### Given task
Pictures do not belong in the copy. Return all of the entries exactly.

-- BEGIN Dataset excerpts --

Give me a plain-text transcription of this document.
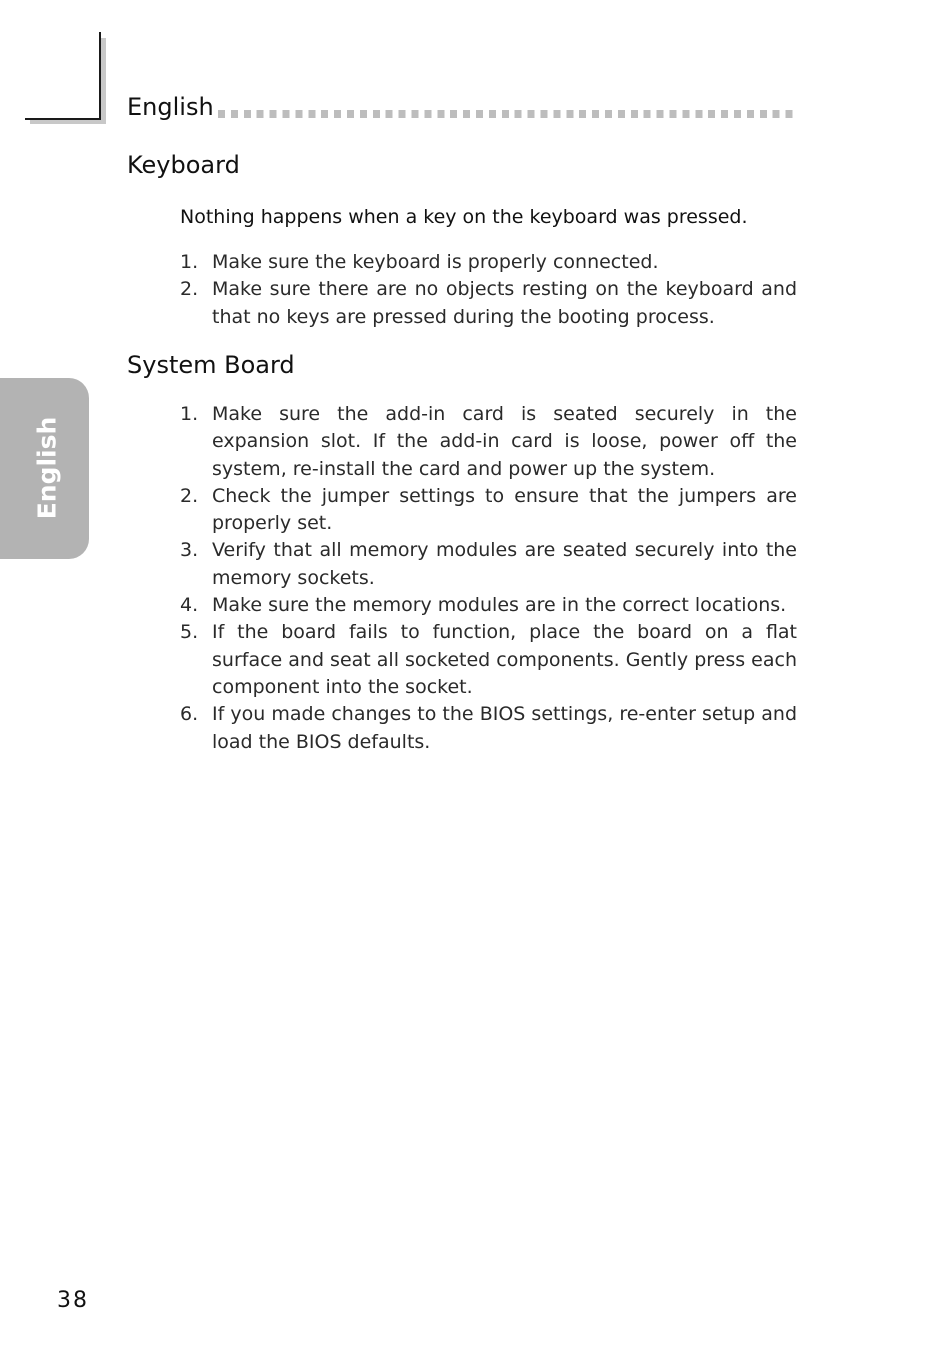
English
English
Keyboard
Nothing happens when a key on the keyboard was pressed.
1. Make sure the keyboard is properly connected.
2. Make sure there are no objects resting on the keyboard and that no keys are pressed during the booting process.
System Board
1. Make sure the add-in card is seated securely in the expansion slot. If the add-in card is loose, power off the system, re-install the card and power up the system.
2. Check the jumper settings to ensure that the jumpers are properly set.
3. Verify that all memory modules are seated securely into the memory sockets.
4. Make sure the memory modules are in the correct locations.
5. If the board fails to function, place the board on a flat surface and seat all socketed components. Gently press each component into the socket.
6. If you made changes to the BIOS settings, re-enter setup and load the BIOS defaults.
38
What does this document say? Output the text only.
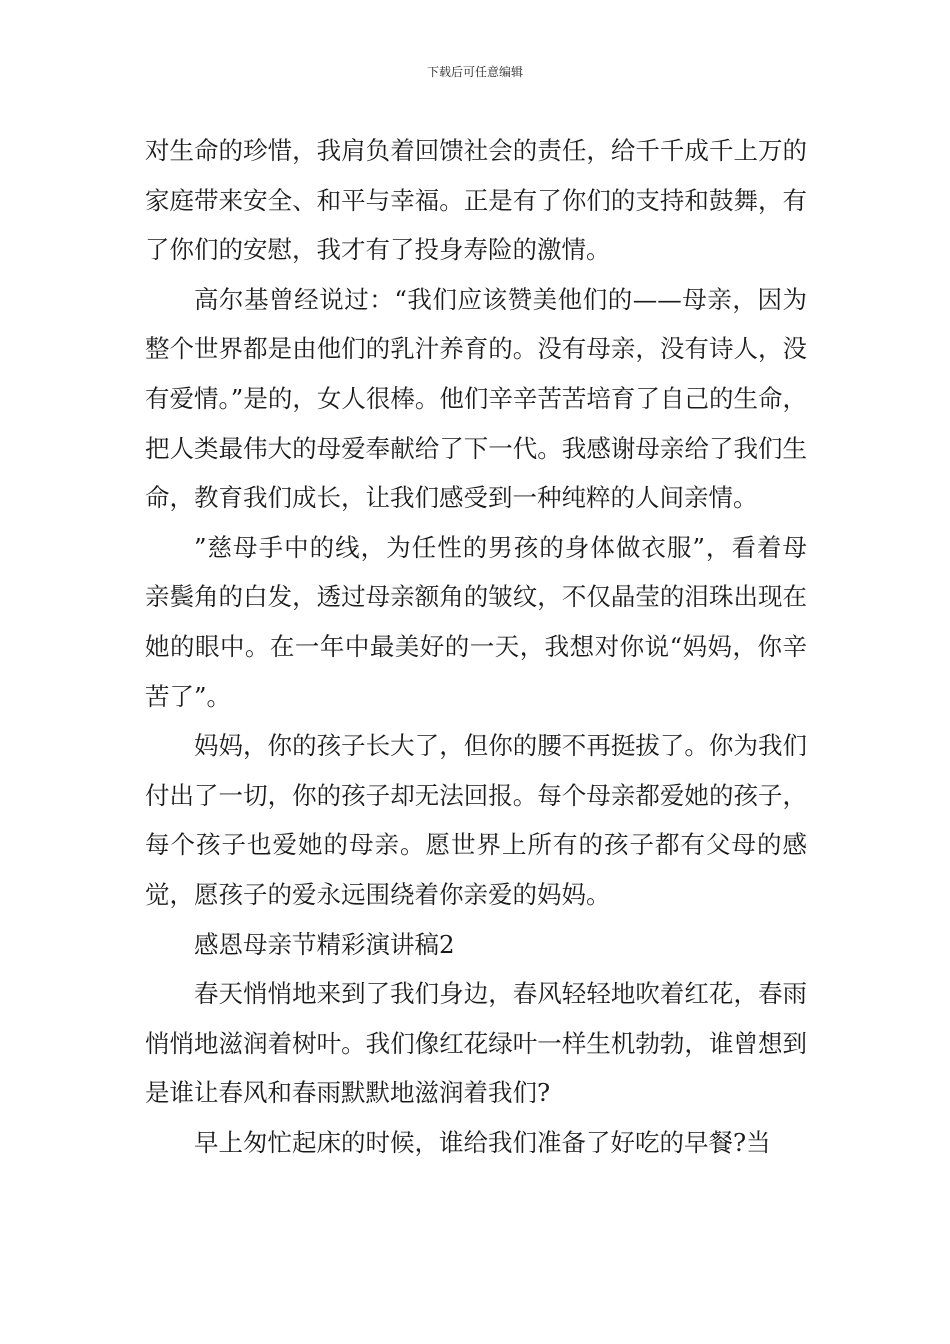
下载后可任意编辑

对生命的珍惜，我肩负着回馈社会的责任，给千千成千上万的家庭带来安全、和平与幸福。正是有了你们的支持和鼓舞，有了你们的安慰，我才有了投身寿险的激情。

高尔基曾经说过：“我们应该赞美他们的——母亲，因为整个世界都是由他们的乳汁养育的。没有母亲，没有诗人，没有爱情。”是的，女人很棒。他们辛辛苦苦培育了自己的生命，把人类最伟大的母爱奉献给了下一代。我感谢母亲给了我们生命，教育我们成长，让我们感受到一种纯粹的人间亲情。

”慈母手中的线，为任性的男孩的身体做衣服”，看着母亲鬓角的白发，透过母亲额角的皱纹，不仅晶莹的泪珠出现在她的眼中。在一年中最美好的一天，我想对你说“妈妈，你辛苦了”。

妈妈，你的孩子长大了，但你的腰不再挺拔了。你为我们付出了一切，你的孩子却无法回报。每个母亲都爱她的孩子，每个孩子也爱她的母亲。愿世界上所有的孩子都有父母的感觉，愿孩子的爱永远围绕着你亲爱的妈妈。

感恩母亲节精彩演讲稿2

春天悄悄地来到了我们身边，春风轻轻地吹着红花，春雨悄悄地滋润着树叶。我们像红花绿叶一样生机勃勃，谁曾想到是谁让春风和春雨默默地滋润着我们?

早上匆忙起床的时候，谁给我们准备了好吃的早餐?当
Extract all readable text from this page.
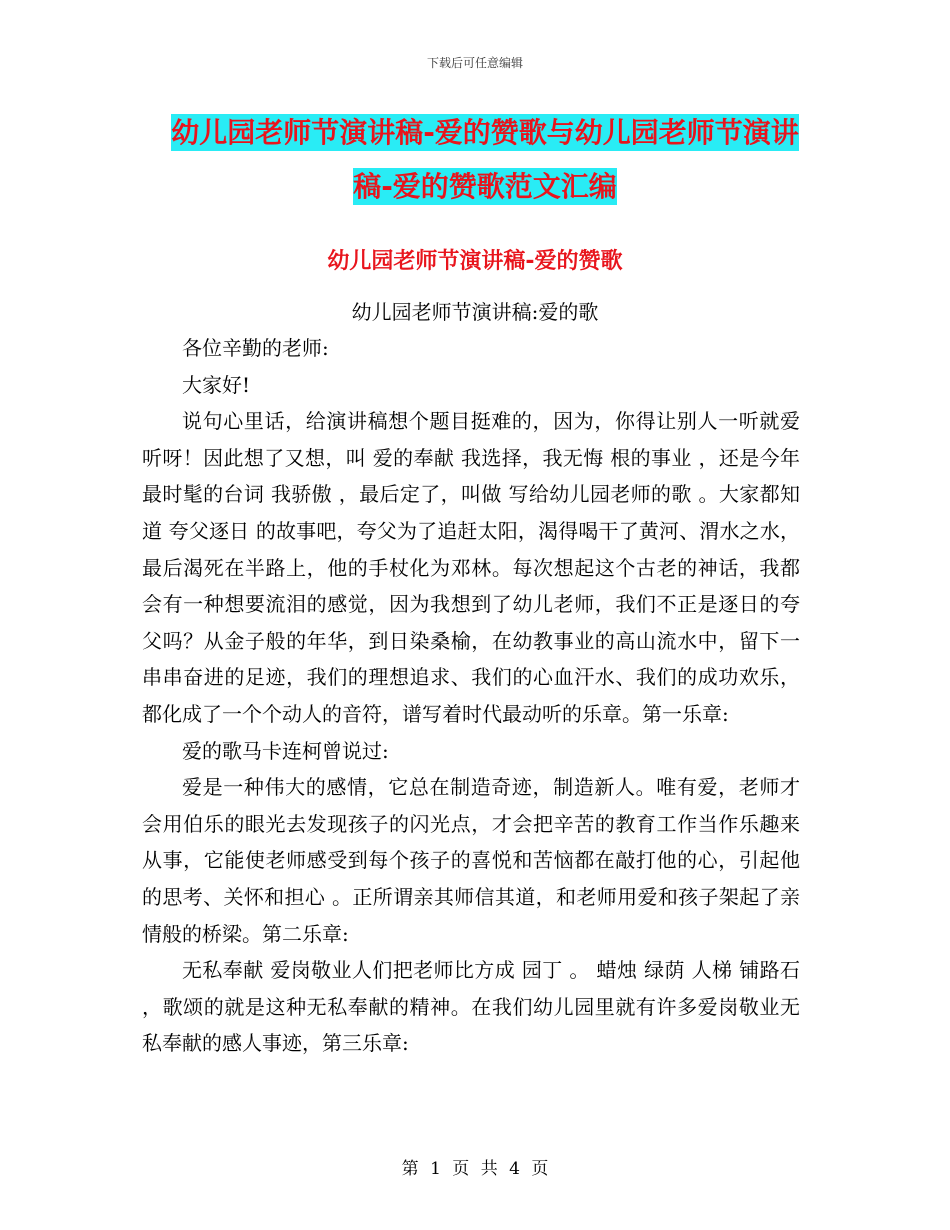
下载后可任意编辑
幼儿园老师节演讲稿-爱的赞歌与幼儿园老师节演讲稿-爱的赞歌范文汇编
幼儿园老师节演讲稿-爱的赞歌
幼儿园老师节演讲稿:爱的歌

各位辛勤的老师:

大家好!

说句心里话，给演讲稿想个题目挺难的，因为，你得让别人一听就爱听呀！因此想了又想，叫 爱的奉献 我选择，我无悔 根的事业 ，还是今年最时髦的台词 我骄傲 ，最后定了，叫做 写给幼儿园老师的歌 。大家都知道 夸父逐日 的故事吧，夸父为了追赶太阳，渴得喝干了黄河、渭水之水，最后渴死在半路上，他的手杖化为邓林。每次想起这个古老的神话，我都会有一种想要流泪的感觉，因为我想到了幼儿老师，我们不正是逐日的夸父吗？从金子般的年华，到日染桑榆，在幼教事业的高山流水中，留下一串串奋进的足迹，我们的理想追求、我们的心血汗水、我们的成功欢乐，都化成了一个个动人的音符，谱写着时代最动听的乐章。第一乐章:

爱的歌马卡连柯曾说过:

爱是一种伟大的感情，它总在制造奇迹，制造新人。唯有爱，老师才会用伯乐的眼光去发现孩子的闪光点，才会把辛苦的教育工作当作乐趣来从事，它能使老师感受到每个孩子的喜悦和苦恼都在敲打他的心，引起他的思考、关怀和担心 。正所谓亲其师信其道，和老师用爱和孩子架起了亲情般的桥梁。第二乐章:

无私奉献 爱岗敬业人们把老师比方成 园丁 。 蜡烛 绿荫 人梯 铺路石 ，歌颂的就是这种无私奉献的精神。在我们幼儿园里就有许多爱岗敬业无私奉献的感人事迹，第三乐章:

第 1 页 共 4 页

-- END Dataset excerpts --

### Full response
Give me a plain-text transcription of this document.
English
English
Keyboard
Nothing happens when a key on the keyboard was pressed.
1. Make sure the keyboard is properly connected.
2. Make sure there are no objects resting on the keyboard and that no keys are pressed during the booting process.
System Board
1. Make sure the add-in card is seated securely in the expansion slot. If the add-in card is loose, power off the system, re-install the card and power up the system.
2. Check the jumper settings to ensure that the jumpers are properly set.
3. Verify that all memory modules are seated securely into the memory sockets.
4. Make sure the memory modules are in the correct locations.
5. If the board fails to function, place the board on a flat surface and seat all socketed components. Gently press each component into the socket.
6. If you made changes to the BIOS settings, re-enter setup and load the BIOS defaults.
38
What does this document say? Output the text only.
下载后可任意编辑

对生命的珍惜，我肩负着回馈社会的责任，给千千成千上万的家庭带来安全、和平与幸福。正是有了你们的支持和鼓舞，有了你们的安慰，我才有了投身寿险的激情。

高尔基曾经说过：“我们应该赞美他们的——母亲，因为整个世界都是由他们的乳汁养育的。没有母亲，没有诗人，没有爱情。”是的，女人很棒。他们辛辛苦苦培育了自己的生命，把人类最伟大的母爱奉献给了下一代。我感谢母亲给了我们生命，教育我们成长，让我们感受到一种纯粹的人间亲情。

”慈母手中的线，为任性的男孩的身体做衣服”，看着母亲鬓角的白发，透过母亲额角的皱纹，不仅晶莹的泪珠出现在她的眼中。在一年中最美好的一天，我想对你说“妈妈，你辛苦了”。

妈妈，你的孩子长大了，但你的腰不再挺拔了。你为我们付出了一切，你的孩子却无法回报。每个母亲都爱她的孩子，每个孩子也爱她的母亲。愿世界上所有的孩子都有父母的感觉，愿孩子的爱永远围绕着你亲爱的妈妈。

感恩母亲节精彩演讲稿2

春天悄悄地来到了我们身边，春风轻轻地吹着红花，春雨悄悄地滋润着树叶。我们像红花绿叶一样生机勃勃，谁曾想到是谁让春风和春雨默默地滋润着我们?

早上匆忙起床的时候，谁给我们准备了好吃的早餐?当
Extract all readable text from this page.
下载后可任意编辑
幼儿园老师节演讲稿-爱的赞歌与幼儿园老师节演讲稿-爱的赞歌范文汇编
幼儿园老师节演讲稿-爱的赞歌
幼儿园老师节演讲稿:爱的歌

各位辛勤的老师:

大家好!

说句心里话，给演讲稿想个题目挺难的，因为，你得让别人一听就爱听呀！因此想了又想，叫 爱的奉献 我选择，我无悔 根的事业 ，还是今年最时髦的台词 我骄傲 ，最后定了，叫做 写给幼儿园老师的歌 。大家都知道 夸父逐日 的故事吧，夸父为了追赶太阳，渴得喝干了黄河、渭水之水，最后渴死在半路上，他的手杖化为邓林。每次想起这个古老的神话，我都会有一种想要流泪的感觉，因为我想到了幼儿老师，我们不正是逐日的夸父吗？从金子般的年华，到日染桑榆，在幼教事业的高山流水中，留下一串串奋进的足迹，我们的理想追求、我们的心血汗水、我们的成功欢乐，都化成了一个个动人的音符，谱写着时代最动听的乐章。第一乐章:

爱的歌马卡连柯曾说过:

爱是一种伟大的感情，它总在制造奇迹，制造新人。唯有爱，老师才会用伯乐的眼光去发现孩子的闪光点，才会把辛苦的教育工作当作乐趣来从事，它能使老师感受到每个孩子的喜悦和苦恼都在敲打他的心，引起他的思考、关怀和担心 。正所谓亲其师信其道，和老师用爱和孩子架起了亲情般的桥梁。第二乐章:

无私奉献 爱岗敬业人们把老师比方成 园丁 。 蜡烛 绿荫 人梯 铺路石 ，歌颂的就是这种无私奉献的精神。在我们幼儿园里就有许多爱岗敬业无私奉献的感人事迹，第三乐章:

第 1 页 共 4 页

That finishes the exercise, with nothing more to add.